(Items from a dataset)
──────
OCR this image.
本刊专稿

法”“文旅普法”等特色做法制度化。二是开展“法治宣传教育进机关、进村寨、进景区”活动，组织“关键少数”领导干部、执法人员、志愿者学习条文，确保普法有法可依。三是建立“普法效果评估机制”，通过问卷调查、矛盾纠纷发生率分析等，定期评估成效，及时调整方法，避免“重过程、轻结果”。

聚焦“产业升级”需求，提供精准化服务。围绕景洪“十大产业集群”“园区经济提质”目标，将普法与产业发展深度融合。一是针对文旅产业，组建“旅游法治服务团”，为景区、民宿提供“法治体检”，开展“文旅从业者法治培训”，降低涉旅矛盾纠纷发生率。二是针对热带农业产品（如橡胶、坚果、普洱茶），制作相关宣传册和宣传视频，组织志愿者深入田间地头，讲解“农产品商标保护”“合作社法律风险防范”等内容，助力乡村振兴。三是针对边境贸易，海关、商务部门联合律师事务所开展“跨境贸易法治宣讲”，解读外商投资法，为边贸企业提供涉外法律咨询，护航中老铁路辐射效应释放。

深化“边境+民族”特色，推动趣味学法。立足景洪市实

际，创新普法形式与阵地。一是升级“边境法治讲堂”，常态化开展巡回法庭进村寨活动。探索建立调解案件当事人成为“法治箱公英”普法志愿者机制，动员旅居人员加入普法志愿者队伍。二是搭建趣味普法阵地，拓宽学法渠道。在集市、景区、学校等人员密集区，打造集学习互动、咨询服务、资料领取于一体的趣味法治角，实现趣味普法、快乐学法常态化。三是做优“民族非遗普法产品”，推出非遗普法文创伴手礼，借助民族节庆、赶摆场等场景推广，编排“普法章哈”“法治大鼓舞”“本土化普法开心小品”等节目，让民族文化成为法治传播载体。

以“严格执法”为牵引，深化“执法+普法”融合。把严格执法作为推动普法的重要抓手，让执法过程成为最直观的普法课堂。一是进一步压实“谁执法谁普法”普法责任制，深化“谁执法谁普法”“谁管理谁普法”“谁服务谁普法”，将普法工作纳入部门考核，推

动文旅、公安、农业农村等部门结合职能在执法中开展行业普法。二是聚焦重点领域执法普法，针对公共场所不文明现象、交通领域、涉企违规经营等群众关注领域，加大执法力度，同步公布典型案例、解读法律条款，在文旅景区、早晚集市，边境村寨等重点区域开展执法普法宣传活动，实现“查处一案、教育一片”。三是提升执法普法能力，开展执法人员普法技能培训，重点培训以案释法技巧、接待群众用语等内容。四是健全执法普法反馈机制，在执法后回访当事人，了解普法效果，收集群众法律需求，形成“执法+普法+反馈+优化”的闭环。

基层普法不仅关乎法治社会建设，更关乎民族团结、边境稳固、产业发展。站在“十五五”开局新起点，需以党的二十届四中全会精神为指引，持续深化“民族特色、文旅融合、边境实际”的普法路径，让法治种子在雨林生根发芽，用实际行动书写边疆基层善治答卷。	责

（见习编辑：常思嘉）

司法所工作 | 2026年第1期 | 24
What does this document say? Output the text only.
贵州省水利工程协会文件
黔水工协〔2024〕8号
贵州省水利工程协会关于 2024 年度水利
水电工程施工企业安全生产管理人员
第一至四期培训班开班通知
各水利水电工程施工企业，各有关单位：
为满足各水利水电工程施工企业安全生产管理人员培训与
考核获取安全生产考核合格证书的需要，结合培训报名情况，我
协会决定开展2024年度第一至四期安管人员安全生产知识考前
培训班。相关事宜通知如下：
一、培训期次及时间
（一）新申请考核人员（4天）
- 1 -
──────
- Task goal:
Beginning at the line where "What does this" appears, extract each line through the end of the data above; keep them exact and include nothing else.

- Solution to this task:
What does this document say? Output the text only.
贵州省水利工程协会文件
黔水工协〔2024〕8号
贵州省水利工程协会关于 2024 年度水利
水电工程施工企业安全生产管理人员
第一至四期培训班开班通知
各水利水电工程施工企业，各有关单位：
为满足各水利水电工程施工企业安全生产管理人员培训与
考核获取安全生产考核合格证书的需要，结合培训报名情况，我
协会决定开展2024年度第一至四期安管人员安全生产知识考前
培训班。相关事宜通知如下：
一、培训期次及时间
（一）新申请考核人员（4天）
- 1 -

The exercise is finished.